* _THE EXERCISE_: Locate each line containing the string "boss" and copy it out.

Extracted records

=-=-=-=-=

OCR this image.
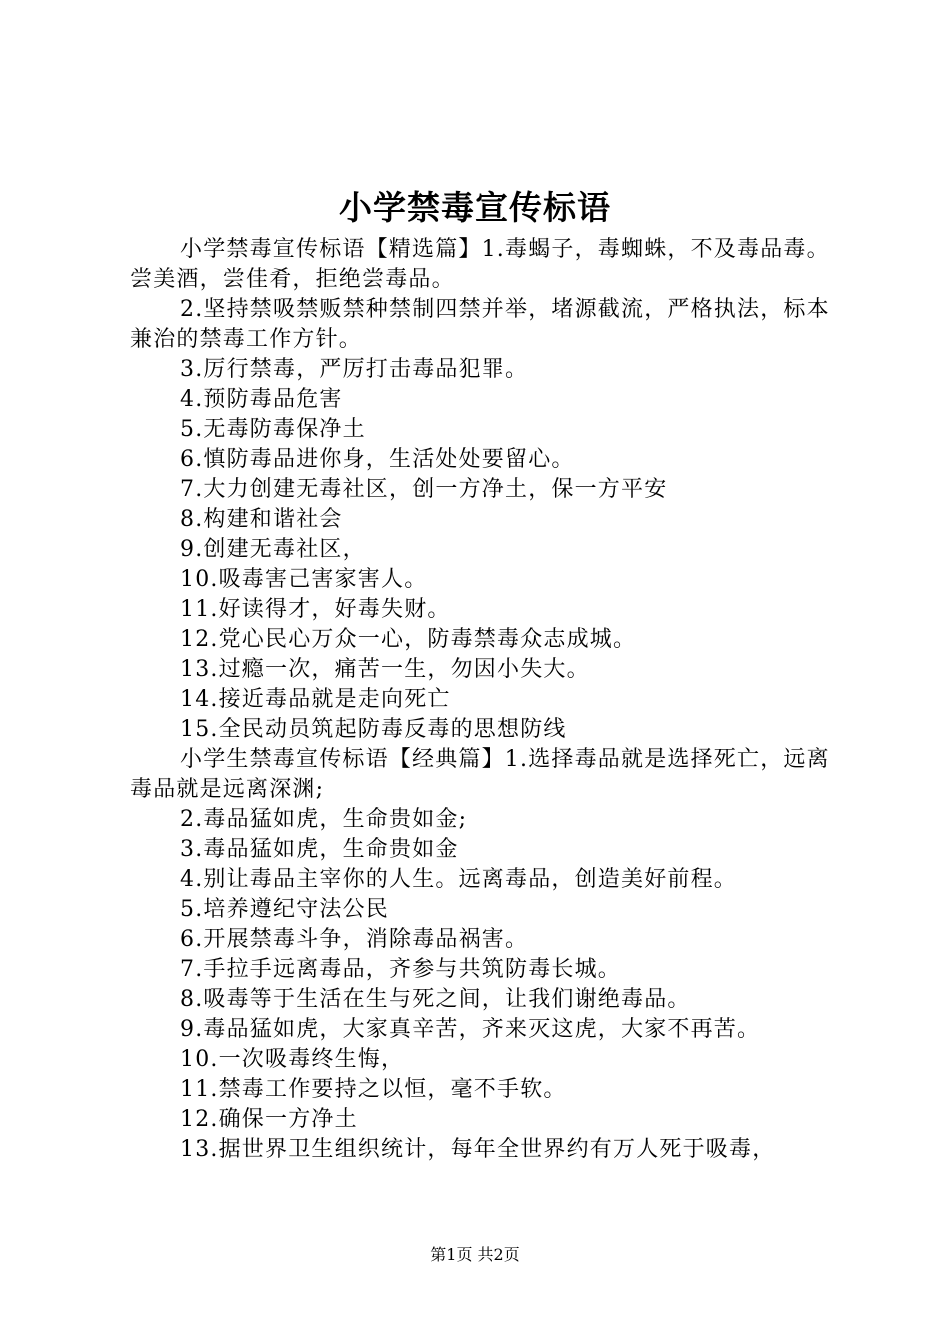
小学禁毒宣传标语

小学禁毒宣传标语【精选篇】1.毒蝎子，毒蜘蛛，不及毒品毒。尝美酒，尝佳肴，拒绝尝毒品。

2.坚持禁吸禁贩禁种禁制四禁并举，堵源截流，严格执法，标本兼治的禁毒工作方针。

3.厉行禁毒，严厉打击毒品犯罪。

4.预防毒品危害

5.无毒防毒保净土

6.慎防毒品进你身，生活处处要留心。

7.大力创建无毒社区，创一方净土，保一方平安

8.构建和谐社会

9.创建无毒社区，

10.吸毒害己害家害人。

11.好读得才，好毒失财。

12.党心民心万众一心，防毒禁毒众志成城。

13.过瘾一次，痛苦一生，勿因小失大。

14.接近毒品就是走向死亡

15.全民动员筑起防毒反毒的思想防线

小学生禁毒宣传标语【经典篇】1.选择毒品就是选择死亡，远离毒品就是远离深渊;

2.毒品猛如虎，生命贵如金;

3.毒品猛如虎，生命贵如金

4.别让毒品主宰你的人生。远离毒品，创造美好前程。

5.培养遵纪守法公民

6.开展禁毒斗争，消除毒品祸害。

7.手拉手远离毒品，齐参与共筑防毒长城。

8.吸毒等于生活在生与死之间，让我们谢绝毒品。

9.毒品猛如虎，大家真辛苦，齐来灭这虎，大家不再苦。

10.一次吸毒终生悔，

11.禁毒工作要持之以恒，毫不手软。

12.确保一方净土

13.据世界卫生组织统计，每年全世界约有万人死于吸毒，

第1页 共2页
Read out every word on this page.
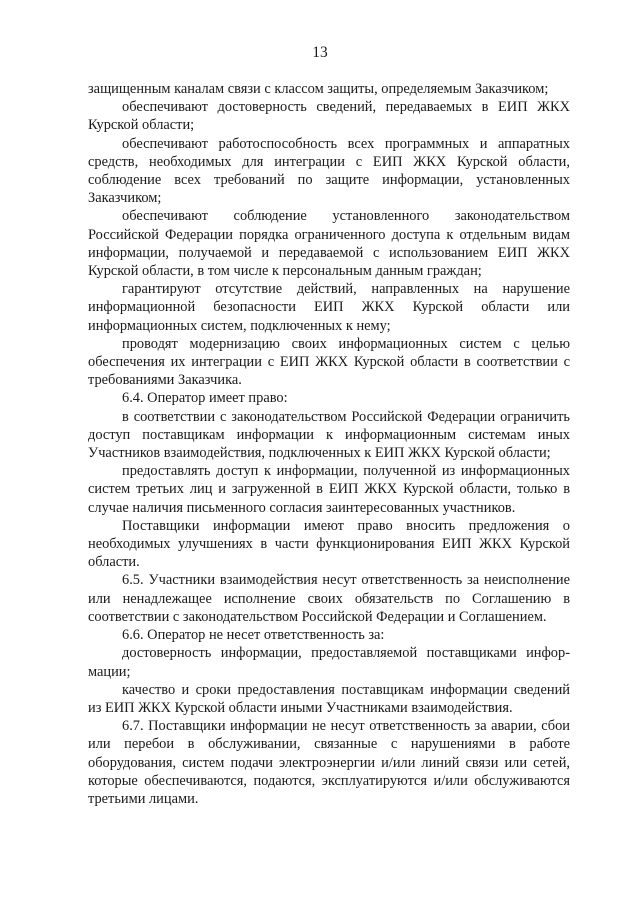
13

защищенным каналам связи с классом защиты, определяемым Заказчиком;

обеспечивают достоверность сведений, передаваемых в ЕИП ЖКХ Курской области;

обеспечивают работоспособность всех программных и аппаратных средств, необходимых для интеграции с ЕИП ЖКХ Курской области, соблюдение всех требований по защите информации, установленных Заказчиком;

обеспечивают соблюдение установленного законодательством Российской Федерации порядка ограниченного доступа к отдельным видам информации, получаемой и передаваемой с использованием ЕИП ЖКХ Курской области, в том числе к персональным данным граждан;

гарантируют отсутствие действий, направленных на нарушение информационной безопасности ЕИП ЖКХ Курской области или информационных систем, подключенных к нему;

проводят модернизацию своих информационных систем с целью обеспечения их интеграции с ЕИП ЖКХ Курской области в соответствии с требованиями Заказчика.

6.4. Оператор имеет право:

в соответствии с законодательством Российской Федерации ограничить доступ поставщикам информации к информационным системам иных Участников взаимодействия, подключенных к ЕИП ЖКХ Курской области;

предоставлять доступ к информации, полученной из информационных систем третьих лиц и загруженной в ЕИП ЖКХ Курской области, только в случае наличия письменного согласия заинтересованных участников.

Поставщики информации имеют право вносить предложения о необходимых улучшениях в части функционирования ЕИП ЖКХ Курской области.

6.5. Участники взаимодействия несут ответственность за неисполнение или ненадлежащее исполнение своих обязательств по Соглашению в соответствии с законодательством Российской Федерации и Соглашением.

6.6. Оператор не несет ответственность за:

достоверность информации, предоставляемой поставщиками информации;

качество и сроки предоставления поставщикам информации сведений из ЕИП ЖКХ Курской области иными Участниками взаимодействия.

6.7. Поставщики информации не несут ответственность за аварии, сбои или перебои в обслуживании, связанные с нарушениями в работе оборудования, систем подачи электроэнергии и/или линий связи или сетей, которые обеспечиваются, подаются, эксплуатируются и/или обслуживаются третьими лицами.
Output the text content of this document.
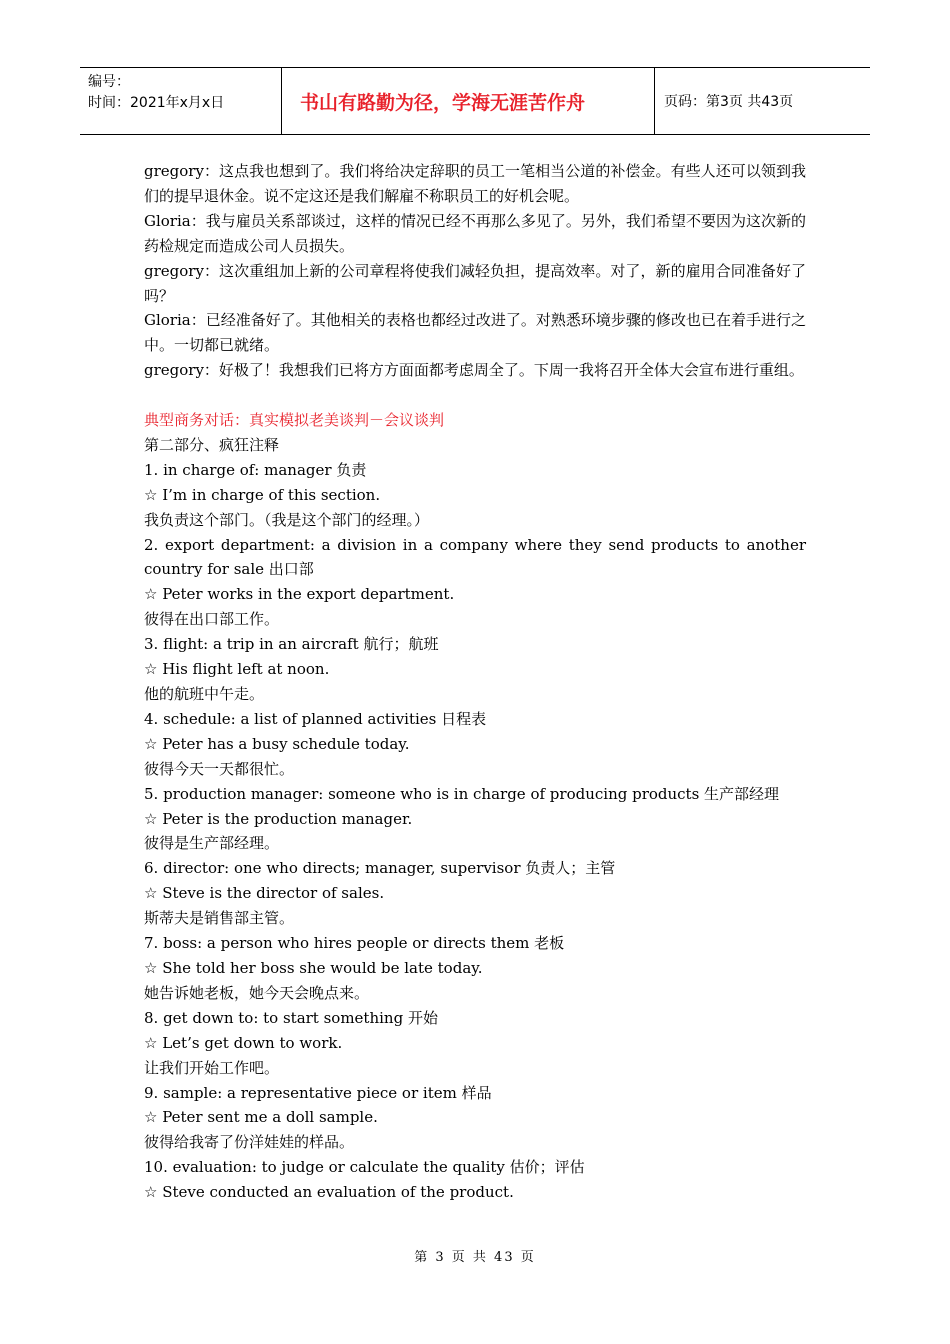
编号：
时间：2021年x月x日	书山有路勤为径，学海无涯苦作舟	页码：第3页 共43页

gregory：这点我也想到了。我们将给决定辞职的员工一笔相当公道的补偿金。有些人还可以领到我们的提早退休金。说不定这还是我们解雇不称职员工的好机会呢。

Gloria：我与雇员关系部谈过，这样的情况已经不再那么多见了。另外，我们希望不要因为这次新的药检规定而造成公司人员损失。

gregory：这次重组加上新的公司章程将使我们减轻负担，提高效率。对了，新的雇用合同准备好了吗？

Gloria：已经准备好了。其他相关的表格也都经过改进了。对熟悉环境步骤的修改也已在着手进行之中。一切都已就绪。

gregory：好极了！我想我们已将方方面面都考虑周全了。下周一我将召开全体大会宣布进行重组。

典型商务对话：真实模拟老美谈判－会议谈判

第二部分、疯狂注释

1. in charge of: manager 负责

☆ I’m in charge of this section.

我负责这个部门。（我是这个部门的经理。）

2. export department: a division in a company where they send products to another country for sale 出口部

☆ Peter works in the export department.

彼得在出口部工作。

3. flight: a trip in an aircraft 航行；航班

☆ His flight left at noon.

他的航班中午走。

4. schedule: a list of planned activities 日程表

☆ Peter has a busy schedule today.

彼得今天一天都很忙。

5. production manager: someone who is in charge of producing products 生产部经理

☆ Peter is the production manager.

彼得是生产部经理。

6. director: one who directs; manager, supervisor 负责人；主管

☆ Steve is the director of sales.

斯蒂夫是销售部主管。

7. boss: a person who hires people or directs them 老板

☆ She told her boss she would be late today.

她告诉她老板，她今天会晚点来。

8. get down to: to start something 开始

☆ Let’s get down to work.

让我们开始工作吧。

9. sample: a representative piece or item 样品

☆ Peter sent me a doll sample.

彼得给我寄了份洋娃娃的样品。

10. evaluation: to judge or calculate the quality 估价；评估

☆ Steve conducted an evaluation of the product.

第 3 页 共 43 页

=-=-=-=-=

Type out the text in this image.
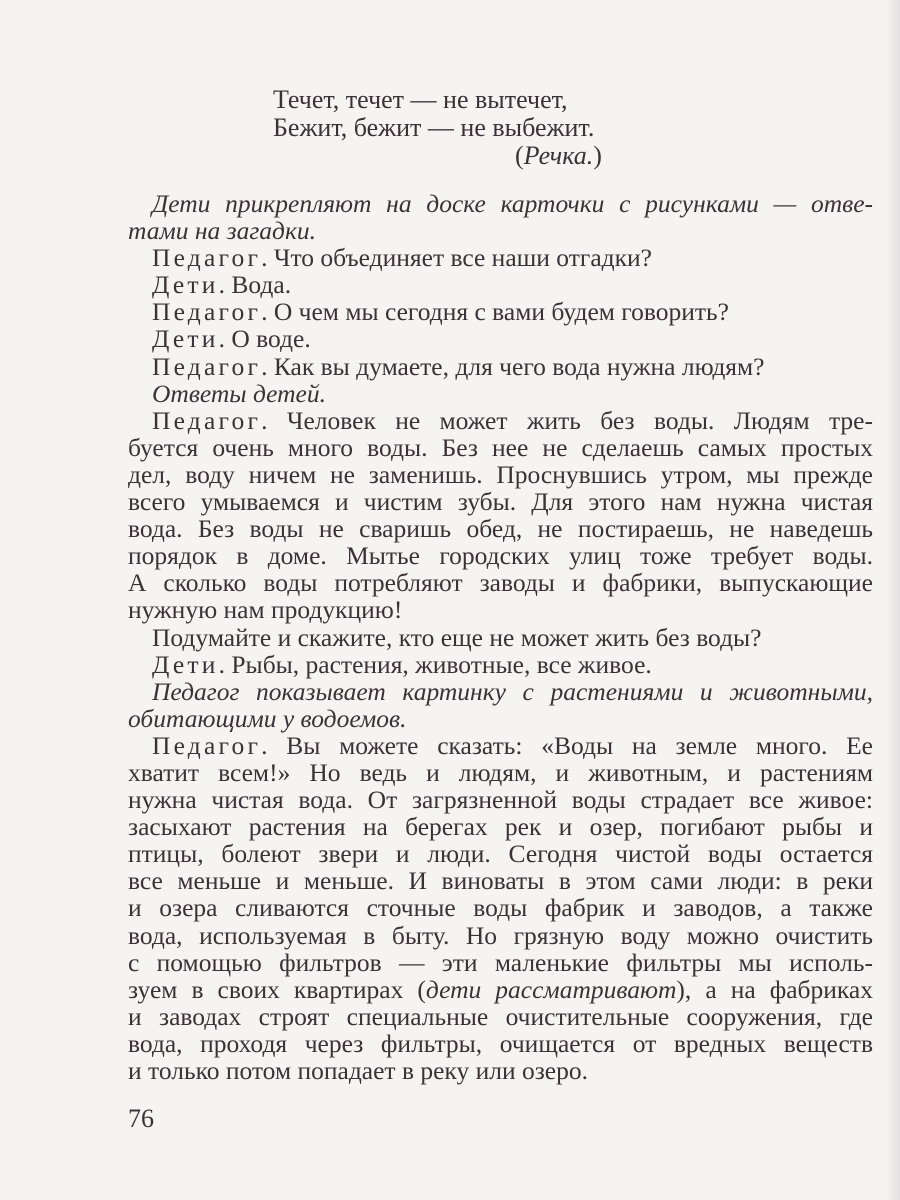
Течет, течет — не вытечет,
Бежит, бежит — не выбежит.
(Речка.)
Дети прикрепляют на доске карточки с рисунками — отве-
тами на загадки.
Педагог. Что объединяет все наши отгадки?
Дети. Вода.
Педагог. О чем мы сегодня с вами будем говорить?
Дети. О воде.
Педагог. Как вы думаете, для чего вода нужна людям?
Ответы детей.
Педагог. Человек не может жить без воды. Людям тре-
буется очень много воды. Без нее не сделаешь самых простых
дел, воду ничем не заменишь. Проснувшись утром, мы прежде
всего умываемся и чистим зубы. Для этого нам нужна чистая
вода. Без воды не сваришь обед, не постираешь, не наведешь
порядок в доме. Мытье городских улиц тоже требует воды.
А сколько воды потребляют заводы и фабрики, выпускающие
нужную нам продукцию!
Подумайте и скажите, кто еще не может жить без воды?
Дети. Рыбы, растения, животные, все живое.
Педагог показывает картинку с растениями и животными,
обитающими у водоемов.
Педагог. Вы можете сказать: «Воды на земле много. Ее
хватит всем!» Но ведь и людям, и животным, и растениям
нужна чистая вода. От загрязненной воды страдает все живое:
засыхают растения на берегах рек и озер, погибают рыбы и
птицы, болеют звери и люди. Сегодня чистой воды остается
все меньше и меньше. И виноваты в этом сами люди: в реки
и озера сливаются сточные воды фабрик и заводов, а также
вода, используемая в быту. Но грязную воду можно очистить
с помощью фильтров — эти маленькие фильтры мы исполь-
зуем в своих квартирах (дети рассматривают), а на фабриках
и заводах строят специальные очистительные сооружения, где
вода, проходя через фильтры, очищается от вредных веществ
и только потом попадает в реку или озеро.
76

=-=-=-=-=

* _WORKED ANSWER_:
7. boss: a person who hires people or directs them 老板
☆ She told her boss she would be late today.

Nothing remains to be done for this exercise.